— start of RAW RECORDS —

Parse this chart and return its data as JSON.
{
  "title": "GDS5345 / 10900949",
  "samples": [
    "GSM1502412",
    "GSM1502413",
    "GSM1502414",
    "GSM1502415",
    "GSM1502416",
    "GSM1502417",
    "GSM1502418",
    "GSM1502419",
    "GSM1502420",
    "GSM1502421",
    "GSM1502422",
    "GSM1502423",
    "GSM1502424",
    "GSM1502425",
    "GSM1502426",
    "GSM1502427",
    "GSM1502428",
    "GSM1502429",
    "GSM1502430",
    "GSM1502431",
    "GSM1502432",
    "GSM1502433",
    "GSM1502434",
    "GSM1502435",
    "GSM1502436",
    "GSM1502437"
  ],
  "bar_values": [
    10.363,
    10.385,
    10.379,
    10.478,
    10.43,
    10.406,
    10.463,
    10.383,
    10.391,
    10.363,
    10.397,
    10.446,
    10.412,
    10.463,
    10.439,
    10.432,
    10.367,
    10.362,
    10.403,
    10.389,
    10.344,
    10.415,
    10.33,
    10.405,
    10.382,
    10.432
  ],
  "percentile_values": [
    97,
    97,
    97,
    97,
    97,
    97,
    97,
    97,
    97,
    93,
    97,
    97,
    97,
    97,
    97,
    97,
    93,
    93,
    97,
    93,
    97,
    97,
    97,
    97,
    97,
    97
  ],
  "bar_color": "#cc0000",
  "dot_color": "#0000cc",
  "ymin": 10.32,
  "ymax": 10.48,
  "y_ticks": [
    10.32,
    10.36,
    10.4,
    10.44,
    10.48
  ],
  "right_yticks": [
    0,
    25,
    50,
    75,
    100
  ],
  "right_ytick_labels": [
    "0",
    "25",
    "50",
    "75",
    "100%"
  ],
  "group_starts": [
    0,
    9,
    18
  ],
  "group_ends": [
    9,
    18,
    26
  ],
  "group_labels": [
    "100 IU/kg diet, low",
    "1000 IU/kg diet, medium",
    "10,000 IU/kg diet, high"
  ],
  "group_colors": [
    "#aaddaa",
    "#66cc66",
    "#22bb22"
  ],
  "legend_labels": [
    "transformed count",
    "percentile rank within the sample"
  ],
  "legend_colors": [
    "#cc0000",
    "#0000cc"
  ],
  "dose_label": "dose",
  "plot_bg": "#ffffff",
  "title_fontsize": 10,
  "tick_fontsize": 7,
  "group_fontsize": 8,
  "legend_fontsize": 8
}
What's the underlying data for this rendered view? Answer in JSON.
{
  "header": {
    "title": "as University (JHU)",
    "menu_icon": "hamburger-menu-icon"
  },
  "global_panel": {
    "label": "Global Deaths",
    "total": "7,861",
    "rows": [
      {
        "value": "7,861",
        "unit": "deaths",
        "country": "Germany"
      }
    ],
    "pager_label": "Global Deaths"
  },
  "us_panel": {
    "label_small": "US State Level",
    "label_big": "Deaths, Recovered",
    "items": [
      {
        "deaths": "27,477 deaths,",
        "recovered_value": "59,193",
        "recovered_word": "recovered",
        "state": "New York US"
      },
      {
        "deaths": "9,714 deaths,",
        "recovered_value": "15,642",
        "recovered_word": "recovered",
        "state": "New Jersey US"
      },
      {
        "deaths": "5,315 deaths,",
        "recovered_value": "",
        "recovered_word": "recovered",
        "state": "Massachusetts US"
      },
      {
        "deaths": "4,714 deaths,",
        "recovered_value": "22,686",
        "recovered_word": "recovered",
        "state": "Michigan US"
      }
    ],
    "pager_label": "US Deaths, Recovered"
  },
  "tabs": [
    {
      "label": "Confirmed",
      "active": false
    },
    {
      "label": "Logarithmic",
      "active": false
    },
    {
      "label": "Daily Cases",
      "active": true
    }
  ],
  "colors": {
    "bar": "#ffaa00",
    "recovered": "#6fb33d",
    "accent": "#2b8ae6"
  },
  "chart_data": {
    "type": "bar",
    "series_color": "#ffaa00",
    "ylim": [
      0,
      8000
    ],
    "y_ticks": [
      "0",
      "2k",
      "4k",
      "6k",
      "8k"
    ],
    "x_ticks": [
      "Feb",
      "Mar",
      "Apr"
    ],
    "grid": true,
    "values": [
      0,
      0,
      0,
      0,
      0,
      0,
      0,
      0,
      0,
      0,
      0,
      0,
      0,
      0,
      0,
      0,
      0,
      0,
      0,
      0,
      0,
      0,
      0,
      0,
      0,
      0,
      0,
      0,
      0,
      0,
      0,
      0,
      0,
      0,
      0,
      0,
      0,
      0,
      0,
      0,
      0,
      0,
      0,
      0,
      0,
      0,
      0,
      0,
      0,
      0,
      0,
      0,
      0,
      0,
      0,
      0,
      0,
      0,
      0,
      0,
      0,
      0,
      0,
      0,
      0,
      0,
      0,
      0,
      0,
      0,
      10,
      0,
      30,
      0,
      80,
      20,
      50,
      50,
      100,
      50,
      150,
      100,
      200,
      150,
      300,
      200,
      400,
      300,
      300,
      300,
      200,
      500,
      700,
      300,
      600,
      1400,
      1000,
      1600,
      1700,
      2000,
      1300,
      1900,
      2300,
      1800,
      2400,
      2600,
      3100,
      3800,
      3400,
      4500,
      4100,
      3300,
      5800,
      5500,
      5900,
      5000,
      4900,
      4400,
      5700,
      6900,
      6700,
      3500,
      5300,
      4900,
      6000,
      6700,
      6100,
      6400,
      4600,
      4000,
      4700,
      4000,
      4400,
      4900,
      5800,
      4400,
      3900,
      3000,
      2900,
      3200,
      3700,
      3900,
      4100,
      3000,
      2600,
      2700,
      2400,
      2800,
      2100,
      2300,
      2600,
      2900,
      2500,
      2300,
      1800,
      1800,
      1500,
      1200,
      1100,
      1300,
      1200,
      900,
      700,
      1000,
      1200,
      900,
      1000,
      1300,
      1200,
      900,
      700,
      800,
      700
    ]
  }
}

— end of RAW RECORDS —

## [GIVEN TASK]
Each entry is to be returned in full, character for character.

## [WRITTEN SOLUTION]
Parse this chart and return its data as JSON.
{
  "title": "GDS5345 / 10900949",
  "samples": [
    "GSM1502412",
    "GSM1502413",
    "GSM1502414",
    "GSM1502415",
    "GSM1502416",
    "GSM1502417",
    "GSM1502418",
    "GSM1502419",
    "GSM1502420",
    "GSM1502421",
    "GSM1502422",
    "GSM1502423",
    "GSM1502424",
    "GSM1502425",
    "GSM1502426",
    "GSM1502427",
    "GSM1502428",
    "GSM1502429",
    "GSM1502430",
    "GSM1502431",
    "GSM1502432",
    "GSM1502433",
    "GSM1502434",
    "GSM1502435",
    "GSM1502436",
    "GSM1502437"
  ],
  "bar_values": [
    10.363,
    10.385,
    10.379,
    10.478,
    10.43,
    10.406,
    10.463,
    10.383,
    10.391,
    10.363,
    10.397,
    10.446,
    10.412,
    10.463,
    10.439,
    10.432,
    10.367,
    10.362,
    10.403,
    10.389,
    10.344,
    10.415,
    10.33,
    10.405,
    10.382,
    10.432
  ],
  "percentile_values": [
    97,
    97,
    97,
    97,
    97,
    97,
    97,
    97,
    97,
    93,
    97,
    97,
    97,
    97,
    97,
    97,
    93,
    93,
    97,
    93,
    97,
    97,
    97,
    97,
    97,
    97
  ],
  "bar_color": "#cc0000",
  "dot_color": "#0000cc",
  "ymin": 10.32,
  "ymax": 10.48,
  "y_ticks": [
    10.32,
    10.36,
    10.4,
    10.44,
    10.48
  ],
  "right_yticks": [
    0,
    25,
    50,
    75,
    100
  ],
  "right_ytick_labels": [
    "0",
    "25",
    "50",
    "75",
    "100%"
  ],
  "group_starts": [
    0,
    9,
    18
  ],
  "group_ends": [
    9,
    18,
    26
  ],
  "group_labels": [
    "100 IU/kg diet, low",
    "1000 IU/kg diet, medium",
    "10,000 IU/kg diet, high"
  ],
  "group_colors": [
    "#aaddaa",
    "#66cc66",
    "#22bb22"
  ],
  "legend_labels": [
    "transformed count",
    "percentile rank within the sample"
  ],
  "legend_colors": [
    "#cc0000",
    "#0000cc"
  ],
  "dose_label": "dose",
  "plot_bg": "#ffffff",
  "title_fontsize": 10,
  "tick_fontsize": 7,
  "group_fontsize": 8,
  "legend_fontsize": 8
}
What's the underlying data for this rendered view? Answer in JSON.
{
  "header": {
    "title": "as University (JHU)",
    "menu_icon": "hamburger-menu-icon"
  },
  "global_panel": {
    "label": "Global Deaths",
    "total": "7,861",
    "rows": [
      {
        "value": "7,861",
        "unit": "deaths",
        "country": "Germany"
      }
    ],
    "pager_label": "Global Deaths"
  },
  "us_panel": {
    "label_small": "US State Level",
    "label_big": "Deaths, Recovered",
    "items": [
      {
        "deaths": "27,477 deaths,",
        "recovered_value": "59,193",
        "recovered_word": "recovered",
        "state": "New York US"
      },
      {
        "deaths": "9,714 deaths,",
        "recovered_value": "15,642",
        "recovered_word": "recovered",
        "state": "New Jersey US"
      },
      {
        "deaths": "5,315 deaths,",
        "recovered_value": "",
        "recovered_word": "recovered",
        "state": "Massachusetts US"
      },
      {
        "deaths": "4,714 deaths,",
        "recovered_value": "22,686",
        "recovered_word": "recovered",
        "state": "Michigan US"
      }
    ],
    "pager_label": "US Deaths, Recovered"
  },
  "tabs": [
    {
      "label": "Confirmed",
      "active": false
    },
    {
      "label": "Logarithmic",
      "active": false
    },
    {
      "label": "Daily Cases",
      "active": true
    }
  ],
  "colors": {
    "bar": "#ffaa00",
    "recovered": "#6fb33d",
    "accent": "#2b8ae6"
  },
  "chart_data": {
    "type": "bar",
    "series_color": "#ffaa00",
    "ylim": [
      0,
      8000
    ],
    "y_ticks": [
      "0",
      "2k",
      "4k",
      "6k",
      "8k"
    ],
    "x_ticks": [
      "Feb",
      "Mar",
      "Apr"
    ],
    "grid": true,
    "values": [
      0,
      0,
      0,
      0,
      0,
      0,
      0,
      0,
      0,
      0,
      0,
      0,
      0,
      0,
      0,
      0,
      0,
      0,
      0,
      0,
      0,
      0,
      0,
      0,
      0,
      0,
      0,
      0,
      0,
      0,
      0,
      0,
      0,
      0,
      0,
      0,
      0,
      0,
      0,
      0,
      0,
      0,
      0,
      0,
      0,
      0,
      0,
      0,
      0,
      0,
      0,
      0,
      0,
      0,
      0,
      0,
      0,
      0,
      0,
      0,
      0,
      0,
      0,
      0,
      0,
      0,
      0,
      0,
      0,
      0,
      10,
      0,
      30,
      0,
      80,
      20,
      50,
      50,
      100,
      50,
      150,
      100,
      200,
      150,
      300,
      200,
      400,
      300,
      300,
      300,
      200,
      500,
      700,
      300,
      600,
      1400,
      1000,
      1600,
      1700,
      2000,
      1300,
      1900,
      2300,
      1800,
      2400,
      2600,
      3100,
      3800,
      3400,
      4500,
      4100,
      3300,
      5800,
      5500,
      5900,
      5000,
      4900,
      4400,
      5700,
      6900,
      6700,
      3500,
      5300,
      4900,
      6000,
      6700,
      6100,
      6400,
      4600,
      4000,
      4700,
      4000,
      4400,
      4900,
      5800,
      4400,
      3900,
      3000,
      2900,
      3200,
      3700,
      3900,
      4100,
      3000,
      2600,
      2700,
      2400,
      2800,
      2100,
      2300,
      2600,
      2900,
      2500,
      2300,
      1800,
      1800,
      1500,
      1200,
      1100,
      1300,
      1200,
      900,
      700,
      1000,
      1200,
      900,
      1000,
      1300,
      1200,
      900,
      700,
      800,
      700
    ]
  }
}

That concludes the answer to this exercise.